## TASK STATEMENT
Gather from the listing below each line that includes the word "отбираемых", and copy it.

[Stored records]
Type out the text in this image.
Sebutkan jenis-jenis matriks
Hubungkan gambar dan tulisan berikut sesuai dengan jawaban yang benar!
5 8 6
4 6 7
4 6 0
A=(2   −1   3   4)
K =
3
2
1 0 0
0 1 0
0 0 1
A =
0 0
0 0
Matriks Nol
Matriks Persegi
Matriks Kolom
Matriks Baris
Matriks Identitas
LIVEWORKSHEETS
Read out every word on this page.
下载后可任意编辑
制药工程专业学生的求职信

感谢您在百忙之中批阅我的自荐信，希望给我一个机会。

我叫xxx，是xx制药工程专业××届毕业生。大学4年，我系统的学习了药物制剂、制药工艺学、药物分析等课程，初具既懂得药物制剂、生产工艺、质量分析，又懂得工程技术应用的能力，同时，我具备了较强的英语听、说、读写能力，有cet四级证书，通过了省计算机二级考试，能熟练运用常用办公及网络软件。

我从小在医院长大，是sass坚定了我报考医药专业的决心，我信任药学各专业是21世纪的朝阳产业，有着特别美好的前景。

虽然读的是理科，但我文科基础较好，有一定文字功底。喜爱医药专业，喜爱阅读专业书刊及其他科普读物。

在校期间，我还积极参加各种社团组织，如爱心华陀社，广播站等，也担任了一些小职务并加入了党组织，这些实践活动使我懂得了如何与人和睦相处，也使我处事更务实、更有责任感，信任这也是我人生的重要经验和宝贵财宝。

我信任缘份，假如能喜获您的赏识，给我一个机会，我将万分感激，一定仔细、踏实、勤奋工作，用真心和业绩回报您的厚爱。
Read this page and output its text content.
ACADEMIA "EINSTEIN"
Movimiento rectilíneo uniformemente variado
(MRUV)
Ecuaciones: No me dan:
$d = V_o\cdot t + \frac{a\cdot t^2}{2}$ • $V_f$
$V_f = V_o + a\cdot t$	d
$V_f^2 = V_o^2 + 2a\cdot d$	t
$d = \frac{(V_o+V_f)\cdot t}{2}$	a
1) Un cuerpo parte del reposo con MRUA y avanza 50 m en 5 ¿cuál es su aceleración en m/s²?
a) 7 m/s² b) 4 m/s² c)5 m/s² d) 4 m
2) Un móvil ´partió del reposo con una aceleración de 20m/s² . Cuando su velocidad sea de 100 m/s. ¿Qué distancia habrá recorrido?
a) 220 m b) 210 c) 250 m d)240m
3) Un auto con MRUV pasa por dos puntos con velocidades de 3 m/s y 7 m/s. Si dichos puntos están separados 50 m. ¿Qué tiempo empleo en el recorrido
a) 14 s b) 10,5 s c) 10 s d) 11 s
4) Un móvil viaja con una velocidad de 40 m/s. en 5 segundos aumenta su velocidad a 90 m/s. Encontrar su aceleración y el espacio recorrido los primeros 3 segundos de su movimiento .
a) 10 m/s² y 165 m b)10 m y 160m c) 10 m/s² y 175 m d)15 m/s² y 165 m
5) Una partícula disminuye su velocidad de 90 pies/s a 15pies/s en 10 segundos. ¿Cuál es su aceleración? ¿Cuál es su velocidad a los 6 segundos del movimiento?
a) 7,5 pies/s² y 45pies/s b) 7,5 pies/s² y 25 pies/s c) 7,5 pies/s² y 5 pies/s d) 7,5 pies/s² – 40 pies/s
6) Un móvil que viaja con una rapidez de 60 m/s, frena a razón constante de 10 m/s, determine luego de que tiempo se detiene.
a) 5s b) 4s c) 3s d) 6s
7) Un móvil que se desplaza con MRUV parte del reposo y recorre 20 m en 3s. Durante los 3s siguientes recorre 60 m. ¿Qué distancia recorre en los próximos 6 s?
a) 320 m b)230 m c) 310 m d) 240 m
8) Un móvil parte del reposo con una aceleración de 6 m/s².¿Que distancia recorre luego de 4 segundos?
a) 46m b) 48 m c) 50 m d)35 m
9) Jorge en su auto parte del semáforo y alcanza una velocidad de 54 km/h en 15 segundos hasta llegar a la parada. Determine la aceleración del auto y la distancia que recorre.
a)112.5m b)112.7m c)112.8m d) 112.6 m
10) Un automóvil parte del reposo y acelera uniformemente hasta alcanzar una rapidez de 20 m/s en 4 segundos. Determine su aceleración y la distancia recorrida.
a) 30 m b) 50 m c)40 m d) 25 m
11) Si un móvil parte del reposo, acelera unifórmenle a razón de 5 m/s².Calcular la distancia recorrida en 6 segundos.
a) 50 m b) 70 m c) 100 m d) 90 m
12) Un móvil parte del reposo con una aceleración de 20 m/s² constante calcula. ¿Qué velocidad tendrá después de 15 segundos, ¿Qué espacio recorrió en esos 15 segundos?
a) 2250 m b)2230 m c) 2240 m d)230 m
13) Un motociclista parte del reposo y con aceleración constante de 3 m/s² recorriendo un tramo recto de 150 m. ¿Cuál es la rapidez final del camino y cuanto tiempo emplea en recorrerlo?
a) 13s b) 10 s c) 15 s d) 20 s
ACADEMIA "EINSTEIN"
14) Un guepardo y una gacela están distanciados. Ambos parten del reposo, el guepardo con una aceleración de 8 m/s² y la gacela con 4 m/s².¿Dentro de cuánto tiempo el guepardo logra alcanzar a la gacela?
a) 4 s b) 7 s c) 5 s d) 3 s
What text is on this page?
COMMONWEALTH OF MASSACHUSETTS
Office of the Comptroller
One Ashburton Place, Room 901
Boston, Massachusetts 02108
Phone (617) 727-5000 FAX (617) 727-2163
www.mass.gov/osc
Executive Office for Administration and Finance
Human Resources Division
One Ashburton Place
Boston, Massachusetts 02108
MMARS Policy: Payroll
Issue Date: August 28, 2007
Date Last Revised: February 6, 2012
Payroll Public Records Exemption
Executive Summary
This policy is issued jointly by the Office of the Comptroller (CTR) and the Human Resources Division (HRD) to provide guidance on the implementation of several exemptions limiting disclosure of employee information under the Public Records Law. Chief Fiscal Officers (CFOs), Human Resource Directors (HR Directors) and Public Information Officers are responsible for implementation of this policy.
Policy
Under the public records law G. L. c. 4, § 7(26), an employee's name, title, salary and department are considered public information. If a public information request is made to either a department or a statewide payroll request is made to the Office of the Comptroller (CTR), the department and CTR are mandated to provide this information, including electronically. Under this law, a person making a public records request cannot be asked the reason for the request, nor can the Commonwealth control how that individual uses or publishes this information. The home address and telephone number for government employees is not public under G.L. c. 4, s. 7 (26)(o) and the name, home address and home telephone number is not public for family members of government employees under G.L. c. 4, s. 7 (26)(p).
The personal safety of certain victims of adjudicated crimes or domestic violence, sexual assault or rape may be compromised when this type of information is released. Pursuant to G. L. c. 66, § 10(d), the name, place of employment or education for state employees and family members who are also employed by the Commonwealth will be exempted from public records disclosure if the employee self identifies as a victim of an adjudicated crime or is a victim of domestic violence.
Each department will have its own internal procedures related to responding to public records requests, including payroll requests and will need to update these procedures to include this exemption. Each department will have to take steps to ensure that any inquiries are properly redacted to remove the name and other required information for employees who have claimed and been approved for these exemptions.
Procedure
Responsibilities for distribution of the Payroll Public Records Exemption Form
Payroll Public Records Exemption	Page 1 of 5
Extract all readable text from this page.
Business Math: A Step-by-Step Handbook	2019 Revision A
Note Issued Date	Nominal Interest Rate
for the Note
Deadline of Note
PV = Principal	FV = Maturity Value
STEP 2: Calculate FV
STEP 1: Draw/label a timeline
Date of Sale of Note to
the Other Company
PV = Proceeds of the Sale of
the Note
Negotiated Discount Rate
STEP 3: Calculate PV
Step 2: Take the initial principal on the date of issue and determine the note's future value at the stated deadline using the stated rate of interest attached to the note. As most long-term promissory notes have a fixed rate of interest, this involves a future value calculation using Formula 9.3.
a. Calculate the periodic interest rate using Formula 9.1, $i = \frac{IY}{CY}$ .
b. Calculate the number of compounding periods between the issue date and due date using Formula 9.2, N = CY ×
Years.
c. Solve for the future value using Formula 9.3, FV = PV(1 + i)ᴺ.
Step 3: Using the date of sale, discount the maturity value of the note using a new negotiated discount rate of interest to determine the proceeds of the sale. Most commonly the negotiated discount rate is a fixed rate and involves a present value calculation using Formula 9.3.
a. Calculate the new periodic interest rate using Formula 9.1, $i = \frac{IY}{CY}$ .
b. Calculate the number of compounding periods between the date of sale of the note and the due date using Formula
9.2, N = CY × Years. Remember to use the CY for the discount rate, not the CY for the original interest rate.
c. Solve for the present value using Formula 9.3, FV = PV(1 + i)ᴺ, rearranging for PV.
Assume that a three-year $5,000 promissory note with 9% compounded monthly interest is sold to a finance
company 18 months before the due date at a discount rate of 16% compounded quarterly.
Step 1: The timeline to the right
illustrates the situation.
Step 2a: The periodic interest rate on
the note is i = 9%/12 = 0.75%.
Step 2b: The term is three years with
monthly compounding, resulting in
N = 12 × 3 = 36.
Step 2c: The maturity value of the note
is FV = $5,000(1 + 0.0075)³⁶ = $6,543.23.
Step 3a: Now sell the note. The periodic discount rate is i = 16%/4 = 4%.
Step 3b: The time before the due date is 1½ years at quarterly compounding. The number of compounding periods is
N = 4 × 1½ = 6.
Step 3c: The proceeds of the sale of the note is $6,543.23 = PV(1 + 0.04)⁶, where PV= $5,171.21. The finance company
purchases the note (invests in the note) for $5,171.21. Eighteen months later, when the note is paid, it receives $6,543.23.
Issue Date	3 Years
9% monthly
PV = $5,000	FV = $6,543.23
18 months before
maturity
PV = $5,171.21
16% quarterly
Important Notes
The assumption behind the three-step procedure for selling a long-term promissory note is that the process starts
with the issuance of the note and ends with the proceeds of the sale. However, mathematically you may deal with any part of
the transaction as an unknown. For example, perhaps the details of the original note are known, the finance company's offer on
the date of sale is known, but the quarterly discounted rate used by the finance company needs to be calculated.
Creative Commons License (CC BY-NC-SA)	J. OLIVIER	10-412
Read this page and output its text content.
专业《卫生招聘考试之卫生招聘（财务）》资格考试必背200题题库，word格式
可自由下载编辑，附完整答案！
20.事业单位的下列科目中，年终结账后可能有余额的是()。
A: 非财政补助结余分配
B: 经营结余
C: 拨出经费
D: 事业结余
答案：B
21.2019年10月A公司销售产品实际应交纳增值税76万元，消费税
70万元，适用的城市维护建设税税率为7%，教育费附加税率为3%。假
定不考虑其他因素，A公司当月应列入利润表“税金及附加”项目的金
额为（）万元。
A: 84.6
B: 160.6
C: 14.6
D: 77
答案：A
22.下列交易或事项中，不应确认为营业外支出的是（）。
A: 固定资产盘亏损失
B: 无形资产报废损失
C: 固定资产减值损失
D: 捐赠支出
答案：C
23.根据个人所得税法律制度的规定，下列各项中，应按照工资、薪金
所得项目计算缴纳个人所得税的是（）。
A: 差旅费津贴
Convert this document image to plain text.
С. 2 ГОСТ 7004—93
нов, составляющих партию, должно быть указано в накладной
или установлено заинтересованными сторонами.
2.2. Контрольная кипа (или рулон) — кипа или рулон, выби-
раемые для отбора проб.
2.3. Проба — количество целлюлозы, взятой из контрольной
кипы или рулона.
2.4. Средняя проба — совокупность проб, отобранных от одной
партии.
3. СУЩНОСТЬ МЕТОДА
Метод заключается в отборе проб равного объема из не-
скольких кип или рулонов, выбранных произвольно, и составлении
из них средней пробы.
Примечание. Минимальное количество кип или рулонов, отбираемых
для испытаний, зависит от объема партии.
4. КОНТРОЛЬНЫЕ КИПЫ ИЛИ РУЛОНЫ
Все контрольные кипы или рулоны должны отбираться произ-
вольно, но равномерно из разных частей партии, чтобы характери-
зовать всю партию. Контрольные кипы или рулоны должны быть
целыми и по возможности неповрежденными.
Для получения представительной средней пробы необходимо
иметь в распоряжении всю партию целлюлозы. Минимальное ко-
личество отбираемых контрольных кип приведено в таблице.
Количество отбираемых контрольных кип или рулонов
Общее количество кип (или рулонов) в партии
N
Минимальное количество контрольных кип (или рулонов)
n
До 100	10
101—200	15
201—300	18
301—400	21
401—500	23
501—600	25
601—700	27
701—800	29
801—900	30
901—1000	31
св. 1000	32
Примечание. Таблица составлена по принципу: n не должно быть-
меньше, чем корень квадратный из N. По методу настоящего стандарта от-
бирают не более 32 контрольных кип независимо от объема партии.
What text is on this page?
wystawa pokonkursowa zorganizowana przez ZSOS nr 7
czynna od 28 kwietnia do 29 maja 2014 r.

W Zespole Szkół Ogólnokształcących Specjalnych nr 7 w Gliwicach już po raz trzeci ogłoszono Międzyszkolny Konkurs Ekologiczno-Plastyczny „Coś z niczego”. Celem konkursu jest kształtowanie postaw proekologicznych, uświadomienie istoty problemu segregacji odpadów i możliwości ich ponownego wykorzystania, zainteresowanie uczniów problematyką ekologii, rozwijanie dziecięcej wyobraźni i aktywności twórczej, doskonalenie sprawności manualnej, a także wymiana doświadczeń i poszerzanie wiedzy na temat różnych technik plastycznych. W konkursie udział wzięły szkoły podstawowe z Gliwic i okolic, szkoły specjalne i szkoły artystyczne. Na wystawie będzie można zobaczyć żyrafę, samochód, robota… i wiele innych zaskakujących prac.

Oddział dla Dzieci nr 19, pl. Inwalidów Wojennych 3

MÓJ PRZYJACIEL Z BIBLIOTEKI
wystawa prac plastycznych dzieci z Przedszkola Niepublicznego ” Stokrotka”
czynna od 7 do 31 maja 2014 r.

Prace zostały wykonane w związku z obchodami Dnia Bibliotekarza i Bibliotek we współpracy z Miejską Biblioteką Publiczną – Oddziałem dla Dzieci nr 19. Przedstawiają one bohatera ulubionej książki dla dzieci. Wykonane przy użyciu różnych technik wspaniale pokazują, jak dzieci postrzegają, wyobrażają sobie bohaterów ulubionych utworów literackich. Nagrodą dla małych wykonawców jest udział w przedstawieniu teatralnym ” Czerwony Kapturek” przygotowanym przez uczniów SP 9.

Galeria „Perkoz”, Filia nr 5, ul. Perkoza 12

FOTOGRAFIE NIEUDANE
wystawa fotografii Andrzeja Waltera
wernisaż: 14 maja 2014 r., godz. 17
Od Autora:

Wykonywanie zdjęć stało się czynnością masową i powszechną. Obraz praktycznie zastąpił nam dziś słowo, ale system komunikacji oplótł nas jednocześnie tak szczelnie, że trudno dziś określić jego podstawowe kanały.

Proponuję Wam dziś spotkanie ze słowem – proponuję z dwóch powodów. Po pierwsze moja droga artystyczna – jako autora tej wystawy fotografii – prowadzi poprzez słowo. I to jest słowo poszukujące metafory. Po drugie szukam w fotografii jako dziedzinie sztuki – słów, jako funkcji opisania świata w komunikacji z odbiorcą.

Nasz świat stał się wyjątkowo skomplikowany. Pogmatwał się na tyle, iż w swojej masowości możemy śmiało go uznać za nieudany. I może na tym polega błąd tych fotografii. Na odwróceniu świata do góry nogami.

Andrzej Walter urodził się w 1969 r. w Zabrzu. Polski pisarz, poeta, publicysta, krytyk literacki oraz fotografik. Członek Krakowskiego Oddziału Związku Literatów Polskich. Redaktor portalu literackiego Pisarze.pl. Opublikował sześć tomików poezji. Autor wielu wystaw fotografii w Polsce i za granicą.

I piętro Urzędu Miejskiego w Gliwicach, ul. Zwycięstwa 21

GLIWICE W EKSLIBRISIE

## RESULT BELOW
Примечание. Минимальное количество кип или рулонов, отбираемых
личество отбираемых контрольных кип приведено в таблице.
Количество отбираемых контрольных кип или рулонов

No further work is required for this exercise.